--- TASK GOAL ---
Output as a JSON list of strings every line of the records from the one containing "bar — [455, 246, 460, 426]" down to the one containing "bar — [772, 263, 777, 426]", both included, one string per line and no blank lines.

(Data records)
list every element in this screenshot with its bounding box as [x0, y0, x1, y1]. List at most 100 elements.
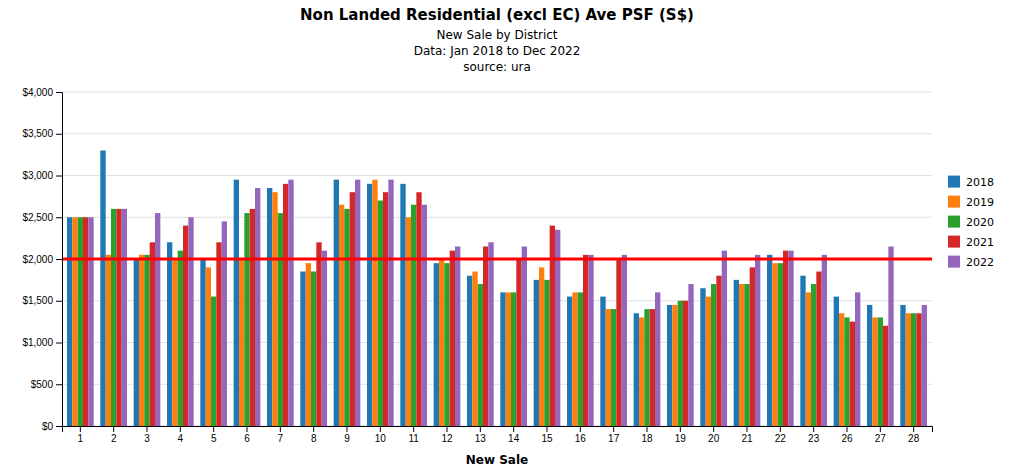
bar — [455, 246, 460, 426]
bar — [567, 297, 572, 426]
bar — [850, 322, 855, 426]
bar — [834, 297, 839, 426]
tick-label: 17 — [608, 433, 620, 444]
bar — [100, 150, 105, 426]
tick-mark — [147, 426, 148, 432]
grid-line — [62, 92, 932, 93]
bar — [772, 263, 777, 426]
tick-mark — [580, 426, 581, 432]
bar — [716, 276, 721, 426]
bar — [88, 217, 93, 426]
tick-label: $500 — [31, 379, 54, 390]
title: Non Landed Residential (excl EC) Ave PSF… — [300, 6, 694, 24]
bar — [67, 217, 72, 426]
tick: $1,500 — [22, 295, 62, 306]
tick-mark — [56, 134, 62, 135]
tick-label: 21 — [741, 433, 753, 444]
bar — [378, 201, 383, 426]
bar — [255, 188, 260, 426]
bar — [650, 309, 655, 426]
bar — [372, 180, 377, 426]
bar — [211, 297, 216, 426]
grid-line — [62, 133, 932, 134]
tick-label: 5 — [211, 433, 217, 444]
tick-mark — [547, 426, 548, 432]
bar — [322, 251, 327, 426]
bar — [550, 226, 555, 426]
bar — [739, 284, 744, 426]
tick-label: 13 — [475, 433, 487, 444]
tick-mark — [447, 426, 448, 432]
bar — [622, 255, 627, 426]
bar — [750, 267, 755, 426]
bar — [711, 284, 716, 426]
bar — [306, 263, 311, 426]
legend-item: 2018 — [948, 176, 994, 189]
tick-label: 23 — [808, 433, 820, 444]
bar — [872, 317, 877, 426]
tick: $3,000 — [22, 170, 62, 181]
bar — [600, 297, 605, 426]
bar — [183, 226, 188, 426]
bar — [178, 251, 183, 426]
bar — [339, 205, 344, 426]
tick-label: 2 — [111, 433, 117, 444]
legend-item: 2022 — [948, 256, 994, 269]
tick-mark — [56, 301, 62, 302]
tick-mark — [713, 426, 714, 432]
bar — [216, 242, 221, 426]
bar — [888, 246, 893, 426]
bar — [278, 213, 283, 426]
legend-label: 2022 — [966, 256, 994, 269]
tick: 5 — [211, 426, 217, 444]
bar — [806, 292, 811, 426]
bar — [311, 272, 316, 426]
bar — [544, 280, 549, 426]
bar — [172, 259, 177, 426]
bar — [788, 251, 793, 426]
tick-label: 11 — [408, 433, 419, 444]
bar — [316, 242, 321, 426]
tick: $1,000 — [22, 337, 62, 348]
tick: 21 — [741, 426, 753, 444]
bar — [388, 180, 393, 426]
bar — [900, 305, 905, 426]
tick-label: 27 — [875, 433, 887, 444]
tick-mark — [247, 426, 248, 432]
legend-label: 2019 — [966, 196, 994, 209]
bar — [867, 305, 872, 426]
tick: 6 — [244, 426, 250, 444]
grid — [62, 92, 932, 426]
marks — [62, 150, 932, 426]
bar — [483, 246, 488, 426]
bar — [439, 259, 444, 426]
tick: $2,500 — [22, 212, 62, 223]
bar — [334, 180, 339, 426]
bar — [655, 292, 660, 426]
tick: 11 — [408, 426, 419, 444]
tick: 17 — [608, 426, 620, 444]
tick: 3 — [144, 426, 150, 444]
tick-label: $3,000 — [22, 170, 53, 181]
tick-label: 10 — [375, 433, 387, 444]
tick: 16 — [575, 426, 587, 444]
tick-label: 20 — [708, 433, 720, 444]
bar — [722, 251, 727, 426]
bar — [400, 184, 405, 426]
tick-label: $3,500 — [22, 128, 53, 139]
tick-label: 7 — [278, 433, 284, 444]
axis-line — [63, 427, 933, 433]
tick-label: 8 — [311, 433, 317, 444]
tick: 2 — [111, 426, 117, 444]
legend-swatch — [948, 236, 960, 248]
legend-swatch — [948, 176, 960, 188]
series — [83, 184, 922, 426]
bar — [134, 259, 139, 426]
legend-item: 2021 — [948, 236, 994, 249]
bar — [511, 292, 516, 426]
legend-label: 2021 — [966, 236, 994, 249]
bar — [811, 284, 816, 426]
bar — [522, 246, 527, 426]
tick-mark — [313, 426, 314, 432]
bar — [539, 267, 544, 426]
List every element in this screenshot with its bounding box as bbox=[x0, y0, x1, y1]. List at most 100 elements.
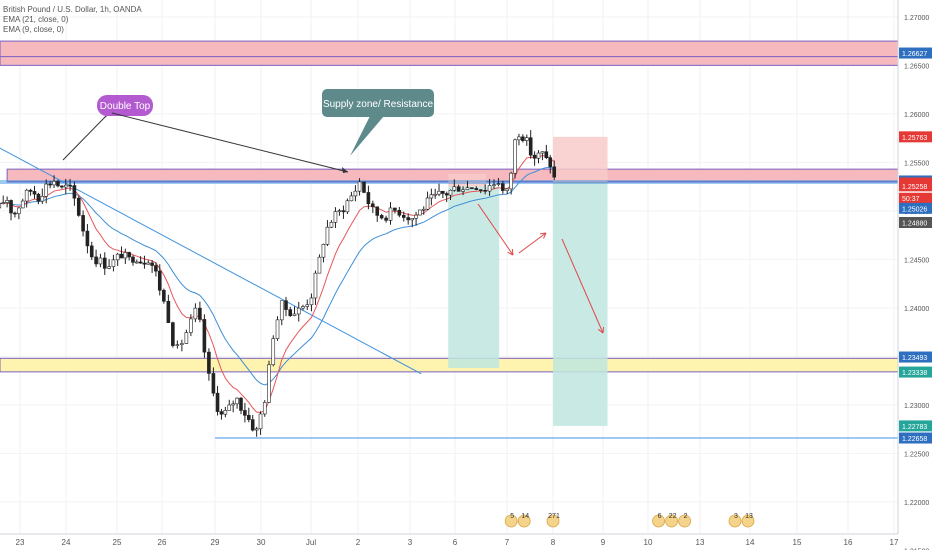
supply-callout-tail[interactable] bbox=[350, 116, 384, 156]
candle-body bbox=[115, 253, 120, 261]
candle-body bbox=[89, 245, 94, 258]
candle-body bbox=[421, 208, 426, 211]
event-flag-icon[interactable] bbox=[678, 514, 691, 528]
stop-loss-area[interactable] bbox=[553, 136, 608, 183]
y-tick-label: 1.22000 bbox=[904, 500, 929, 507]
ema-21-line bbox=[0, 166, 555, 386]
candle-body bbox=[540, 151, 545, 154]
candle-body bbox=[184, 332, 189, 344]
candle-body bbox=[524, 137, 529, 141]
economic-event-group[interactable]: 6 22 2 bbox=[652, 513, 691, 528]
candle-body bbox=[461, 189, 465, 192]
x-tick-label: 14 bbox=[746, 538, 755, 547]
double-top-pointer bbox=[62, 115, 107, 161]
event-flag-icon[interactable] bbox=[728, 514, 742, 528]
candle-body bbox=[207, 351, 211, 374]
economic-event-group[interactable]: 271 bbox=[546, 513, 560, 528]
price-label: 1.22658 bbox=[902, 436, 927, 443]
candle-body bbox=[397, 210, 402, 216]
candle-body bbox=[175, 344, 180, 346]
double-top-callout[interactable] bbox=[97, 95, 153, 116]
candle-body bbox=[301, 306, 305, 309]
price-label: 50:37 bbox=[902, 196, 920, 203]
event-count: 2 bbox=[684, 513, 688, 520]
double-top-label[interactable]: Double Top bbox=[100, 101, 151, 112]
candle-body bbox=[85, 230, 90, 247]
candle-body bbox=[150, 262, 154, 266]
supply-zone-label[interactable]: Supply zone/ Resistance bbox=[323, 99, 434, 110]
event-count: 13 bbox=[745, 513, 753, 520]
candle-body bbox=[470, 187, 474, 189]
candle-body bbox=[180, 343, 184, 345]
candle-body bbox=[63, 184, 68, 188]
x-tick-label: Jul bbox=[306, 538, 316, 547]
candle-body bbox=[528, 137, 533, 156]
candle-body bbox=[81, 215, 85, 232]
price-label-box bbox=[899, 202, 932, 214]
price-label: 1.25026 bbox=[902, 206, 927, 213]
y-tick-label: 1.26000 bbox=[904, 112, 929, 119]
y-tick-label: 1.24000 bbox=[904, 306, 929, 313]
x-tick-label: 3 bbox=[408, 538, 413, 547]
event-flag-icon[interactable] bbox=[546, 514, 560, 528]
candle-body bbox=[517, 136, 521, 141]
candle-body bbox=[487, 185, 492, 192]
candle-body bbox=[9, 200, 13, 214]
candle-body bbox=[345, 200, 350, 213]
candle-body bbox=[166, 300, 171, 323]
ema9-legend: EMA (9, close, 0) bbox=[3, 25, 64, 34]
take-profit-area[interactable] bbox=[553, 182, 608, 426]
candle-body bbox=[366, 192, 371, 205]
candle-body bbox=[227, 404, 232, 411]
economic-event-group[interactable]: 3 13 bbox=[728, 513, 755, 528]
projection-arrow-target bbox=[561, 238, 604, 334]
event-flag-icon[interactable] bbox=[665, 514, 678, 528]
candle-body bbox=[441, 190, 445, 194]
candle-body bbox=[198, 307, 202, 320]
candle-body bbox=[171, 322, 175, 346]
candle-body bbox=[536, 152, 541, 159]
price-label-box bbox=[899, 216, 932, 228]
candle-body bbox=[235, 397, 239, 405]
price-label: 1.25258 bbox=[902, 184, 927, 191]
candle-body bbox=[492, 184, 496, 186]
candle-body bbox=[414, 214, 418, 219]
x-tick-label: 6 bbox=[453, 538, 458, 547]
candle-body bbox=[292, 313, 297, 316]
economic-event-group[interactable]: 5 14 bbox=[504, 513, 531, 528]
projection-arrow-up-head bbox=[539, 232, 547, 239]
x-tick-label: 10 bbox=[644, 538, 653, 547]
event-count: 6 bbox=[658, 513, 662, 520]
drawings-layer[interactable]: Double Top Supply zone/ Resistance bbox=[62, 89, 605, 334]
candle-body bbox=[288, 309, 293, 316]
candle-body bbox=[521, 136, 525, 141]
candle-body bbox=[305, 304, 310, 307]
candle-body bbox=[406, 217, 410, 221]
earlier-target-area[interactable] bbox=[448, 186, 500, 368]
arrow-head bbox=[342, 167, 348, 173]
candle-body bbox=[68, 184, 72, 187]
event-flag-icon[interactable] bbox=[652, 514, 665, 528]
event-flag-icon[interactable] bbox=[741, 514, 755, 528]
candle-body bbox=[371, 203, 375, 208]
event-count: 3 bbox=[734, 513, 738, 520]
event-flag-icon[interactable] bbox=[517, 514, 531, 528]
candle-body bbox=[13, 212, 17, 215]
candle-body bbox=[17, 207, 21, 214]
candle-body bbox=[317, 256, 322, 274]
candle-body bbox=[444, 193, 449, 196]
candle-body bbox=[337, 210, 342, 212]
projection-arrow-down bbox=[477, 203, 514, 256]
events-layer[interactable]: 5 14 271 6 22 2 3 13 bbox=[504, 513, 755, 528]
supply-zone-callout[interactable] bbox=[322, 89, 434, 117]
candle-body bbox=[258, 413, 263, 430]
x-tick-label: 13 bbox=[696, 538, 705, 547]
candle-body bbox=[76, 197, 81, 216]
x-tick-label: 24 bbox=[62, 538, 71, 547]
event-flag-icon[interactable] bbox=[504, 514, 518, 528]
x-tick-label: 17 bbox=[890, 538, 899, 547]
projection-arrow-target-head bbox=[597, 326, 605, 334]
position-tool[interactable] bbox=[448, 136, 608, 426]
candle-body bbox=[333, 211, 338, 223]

--- RESPONSE ---
[
  "bar — [455, 246, 460, 426]",
  "bar — [567, 297, 572, 426]",
  "bar — [850, 322, 855, 426]",
  "bar — [834, 297, 839, 426]",
  "tick-label: 17 — [608, 433, 620, 444]",
  "bar — [100, 150, 105, 426]",
  "tick-mark — [147, 426, 148, 432]",
  "grid-line — [62, 92, 932, 93]",
  "bar — [772, 263, 777, 426]"
]